Identify all lines in the data containing the string "اطلاعات". Copy them out.

** BEGIN **

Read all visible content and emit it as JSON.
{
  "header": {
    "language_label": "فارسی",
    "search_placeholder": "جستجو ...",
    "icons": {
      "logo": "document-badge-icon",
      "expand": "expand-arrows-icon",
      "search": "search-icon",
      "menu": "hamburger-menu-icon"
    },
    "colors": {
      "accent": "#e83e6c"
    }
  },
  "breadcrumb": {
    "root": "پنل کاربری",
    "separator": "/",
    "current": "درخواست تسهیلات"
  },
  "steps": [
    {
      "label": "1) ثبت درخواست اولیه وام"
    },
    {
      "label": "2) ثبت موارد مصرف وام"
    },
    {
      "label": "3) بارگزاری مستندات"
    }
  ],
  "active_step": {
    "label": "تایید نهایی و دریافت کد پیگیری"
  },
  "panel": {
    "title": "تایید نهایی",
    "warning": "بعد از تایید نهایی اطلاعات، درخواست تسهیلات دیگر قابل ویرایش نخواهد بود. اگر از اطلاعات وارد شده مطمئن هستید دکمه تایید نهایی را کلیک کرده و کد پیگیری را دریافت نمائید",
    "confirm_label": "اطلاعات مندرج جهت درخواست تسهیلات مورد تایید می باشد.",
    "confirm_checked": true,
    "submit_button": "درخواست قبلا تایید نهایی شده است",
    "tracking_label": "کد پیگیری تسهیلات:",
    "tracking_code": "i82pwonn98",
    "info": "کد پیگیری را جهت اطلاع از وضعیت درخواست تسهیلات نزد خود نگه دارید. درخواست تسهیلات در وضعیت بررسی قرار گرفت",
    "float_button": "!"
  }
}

** END **
** BEGIN **

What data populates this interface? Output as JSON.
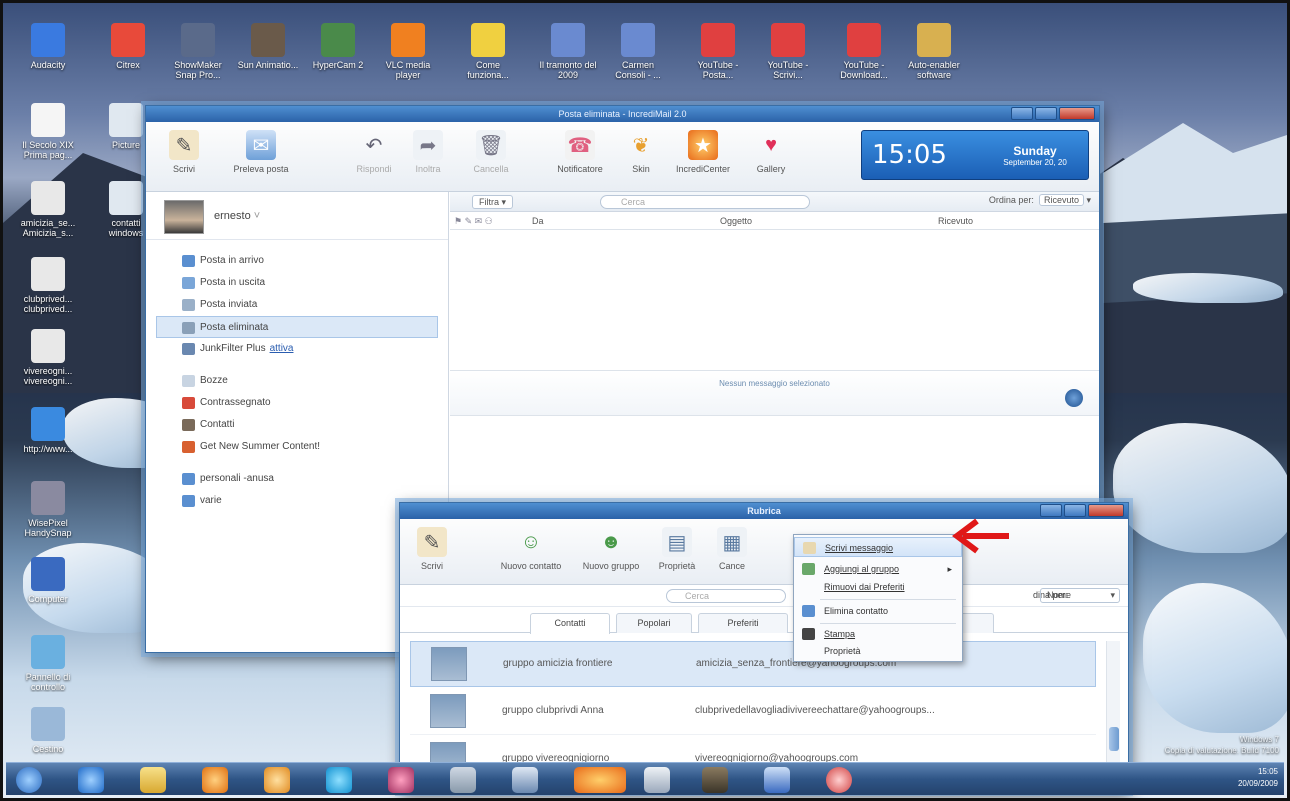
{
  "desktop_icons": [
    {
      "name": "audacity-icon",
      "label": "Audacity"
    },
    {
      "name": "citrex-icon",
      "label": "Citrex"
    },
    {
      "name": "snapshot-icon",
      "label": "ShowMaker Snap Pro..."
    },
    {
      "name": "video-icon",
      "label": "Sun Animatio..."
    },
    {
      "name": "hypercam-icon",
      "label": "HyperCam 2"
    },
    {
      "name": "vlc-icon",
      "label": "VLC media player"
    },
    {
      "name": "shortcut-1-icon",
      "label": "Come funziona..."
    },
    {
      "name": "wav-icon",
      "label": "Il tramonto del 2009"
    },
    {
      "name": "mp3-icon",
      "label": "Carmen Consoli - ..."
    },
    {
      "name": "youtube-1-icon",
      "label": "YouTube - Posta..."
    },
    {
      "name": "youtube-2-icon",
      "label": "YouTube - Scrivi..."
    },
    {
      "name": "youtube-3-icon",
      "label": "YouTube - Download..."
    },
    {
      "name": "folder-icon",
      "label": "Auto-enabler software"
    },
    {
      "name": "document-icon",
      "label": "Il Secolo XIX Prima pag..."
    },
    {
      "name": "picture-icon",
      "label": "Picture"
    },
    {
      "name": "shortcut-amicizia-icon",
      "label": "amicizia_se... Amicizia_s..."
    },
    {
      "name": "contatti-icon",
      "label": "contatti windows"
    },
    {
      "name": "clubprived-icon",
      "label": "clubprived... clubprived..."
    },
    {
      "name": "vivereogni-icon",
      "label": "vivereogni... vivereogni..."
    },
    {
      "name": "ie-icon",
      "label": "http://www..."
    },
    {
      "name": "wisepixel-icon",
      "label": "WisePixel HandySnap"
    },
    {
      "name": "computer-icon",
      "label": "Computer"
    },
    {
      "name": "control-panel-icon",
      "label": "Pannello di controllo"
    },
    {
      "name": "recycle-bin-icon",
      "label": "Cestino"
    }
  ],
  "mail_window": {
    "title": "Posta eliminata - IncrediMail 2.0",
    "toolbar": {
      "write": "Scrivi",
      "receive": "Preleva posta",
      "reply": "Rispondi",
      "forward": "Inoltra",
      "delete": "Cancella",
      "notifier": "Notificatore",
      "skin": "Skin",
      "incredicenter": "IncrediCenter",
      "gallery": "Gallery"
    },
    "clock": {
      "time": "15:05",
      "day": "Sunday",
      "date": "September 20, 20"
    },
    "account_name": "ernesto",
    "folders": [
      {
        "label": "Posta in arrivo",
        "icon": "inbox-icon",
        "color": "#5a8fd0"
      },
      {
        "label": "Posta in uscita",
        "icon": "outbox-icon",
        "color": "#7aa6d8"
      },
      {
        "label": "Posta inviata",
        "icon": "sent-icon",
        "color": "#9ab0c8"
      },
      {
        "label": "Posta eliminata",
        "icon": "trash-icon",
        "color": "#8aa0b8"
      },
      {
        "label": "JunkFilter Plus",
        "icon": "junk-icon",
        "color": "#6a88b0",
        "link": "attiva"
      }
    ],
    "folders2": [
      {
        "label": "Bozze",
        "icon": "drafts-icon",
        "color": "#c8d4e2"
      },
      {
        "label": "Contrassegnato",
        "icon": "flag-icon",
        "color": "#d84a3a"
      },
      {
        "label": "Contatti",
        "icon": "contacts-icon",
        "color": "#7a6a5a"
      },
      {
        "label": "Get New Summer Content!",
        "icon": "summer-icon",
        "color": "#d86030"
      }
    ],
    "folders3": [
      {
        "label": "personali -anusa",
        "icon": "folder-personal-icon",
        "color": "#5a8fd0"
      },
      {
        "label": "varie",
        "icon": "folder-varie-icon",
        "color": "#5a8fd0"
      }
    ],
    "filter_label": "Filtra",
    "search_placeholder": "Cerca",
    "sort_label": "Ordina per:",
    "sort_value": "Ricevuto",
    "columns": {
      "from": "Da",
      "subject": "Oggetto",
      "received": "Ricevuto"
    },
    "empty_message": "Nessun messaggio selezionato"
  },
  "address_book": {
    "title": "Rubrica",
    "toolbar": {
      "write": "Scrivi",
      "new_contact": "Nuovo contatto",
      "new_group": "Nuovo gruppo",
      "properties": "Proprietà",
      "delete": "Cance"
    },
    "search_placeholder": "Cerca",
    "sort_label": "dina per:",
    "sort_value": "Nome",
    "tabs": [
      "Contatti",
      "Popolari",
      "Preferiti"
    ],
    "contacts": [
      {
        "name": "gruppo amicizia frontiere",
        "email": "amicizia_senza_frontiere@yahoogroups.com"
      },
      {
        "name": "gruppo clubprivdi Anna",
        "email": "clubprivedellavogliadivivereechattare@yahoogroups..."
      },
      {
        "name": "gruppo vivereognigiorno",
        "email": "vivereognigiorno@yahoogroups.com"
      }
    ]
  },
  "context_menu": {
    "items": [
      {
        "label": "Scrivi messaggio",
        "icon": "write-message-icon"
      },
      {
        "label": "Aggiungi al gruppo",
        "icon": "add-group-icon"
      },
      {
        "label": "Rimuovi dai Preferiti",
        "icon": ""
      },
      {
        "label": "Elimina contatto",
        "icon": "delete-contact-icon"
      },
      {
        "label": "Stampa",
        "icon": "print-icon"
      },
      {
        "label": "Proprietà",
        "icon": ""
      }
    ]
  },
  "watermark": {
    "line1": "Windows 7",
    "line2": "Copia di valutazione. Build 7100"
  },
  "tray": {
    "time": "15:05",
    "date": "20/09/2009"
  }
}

** END **
** BEGIN **

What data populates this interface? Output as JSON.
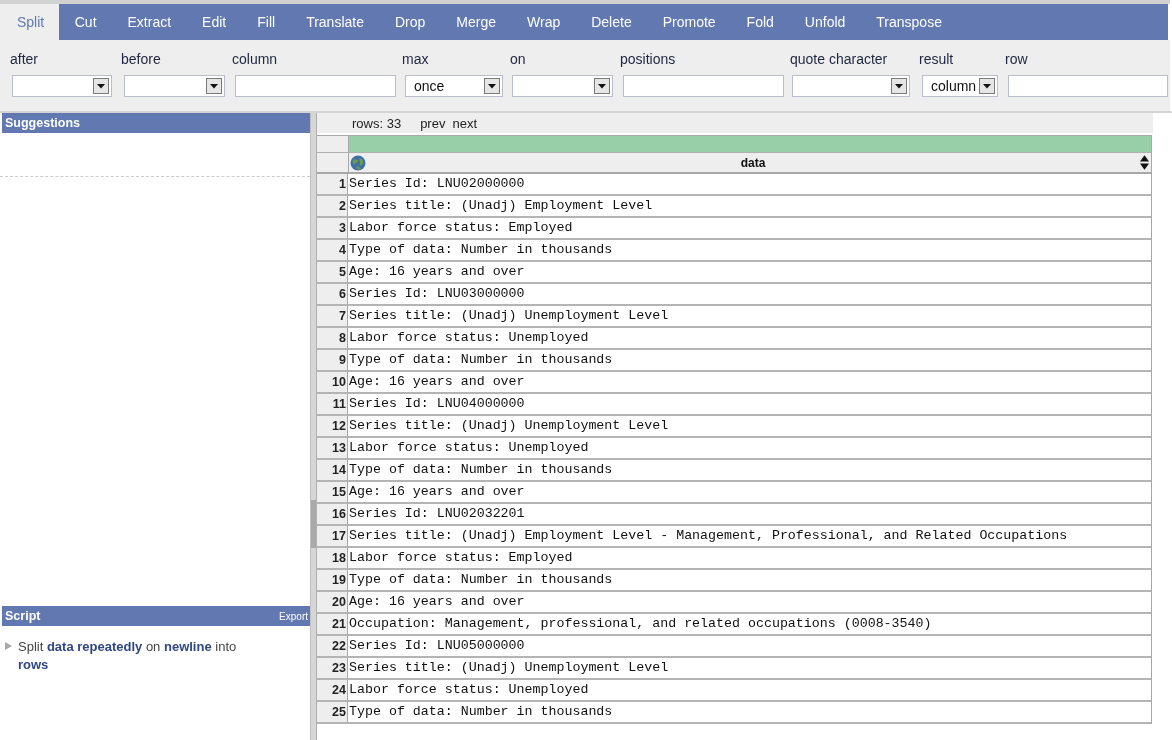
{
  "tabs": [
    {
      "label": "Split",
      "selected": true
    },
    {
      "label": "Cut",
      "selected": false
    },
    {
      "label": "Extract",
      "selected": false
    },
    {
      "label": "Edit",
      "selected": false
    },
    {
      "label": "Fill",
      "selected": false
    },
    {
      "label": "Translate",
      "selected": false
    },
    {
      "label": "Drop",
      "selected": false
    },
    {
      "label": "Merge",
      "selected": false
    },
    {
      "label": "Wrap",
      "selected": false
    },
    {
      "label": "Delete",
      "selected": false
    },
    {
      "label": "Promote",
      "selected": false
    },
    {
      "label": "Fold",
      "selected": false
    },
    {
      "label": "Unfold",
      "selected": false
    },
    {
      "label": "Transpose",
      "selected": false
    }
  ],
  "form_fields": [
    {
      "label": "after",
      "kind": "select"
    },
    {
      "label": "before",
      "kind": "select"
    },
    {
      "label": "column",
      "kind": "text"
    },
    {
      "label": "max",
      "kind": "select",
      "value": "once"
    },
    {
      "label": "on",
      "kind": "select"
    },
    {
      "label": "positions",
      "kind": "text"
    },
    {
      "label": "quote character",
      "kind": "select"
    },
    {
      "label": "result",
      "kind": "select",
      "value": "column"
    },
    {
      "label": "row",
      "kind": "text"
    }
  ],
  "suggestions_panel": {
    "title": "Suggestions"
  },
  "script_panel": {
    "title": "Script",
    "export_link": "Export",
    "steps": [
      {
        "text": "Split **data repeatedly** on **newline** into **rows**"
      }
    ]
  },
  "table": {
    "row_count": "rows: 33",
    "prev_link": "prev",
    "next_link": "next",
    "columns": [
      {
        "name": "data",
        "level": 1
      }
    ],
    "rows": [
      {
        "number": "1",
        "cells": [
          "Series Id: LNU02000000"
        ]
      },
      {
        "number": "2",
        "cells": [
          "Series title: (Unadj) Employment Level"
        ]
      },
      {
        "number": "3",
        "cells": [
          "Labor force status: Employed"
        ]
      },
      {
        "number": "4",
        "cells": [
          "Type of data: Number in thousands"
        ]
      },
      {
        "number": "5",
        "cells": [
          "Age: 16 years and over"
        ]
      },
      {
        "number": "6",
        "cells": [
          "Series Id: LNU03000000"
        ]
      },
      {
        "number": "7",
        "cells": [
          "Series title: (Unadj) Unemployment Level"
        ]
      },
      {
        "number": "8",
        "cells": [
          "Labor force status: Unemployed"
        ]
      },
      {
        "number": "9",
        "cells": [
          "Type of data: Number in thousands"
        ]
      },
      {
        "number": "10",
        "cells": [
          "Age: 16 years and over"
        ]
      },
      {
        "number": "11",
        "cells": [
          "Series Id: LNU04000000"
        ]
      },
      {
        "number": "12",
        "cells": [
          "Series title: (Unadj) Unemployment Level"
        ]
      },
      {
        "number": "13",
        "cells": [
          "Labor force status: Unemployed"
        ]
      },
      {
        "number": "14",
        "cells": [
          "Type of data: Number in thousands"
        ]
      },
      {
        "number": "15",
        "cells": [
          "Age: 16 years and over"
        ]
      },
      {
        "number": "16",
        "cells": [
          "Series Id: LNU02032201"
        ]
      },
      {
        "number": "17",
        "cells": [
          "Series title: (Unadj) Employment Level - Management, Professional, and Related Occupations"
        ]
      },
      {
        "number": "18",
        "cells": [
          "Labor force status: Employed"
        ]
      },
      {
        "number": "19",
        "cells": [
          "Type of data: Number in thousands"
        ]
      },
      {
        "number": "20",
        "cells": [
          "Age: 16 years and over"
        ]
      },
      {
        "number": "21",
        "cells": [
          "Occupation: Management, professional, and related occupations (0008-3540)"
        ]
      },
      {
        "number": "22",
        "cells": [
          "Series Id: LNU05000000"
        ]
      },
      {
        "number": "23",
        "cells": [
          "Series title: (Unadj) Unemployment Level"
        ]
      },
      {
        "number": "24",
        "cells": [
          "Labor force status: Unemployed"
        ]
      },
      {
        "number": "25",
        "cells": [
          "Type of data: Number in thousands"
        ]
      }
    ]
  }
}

** END **

• _Task answer_
    "warning": "بعد از تایید نهایی اطلاعات، درخواست تسهیلات دیگر قابل ویرایش نخواهد بود. اگر از اطلاعات وارد شده مطمئن هستید دکمه تایید نهایی را کلیک کرده و کد پیگیری را دریافت نمائید",
    "confirm_label": "اطلاعات مندرج جهت درخواست تسهیلات مورد تایید می باشد.",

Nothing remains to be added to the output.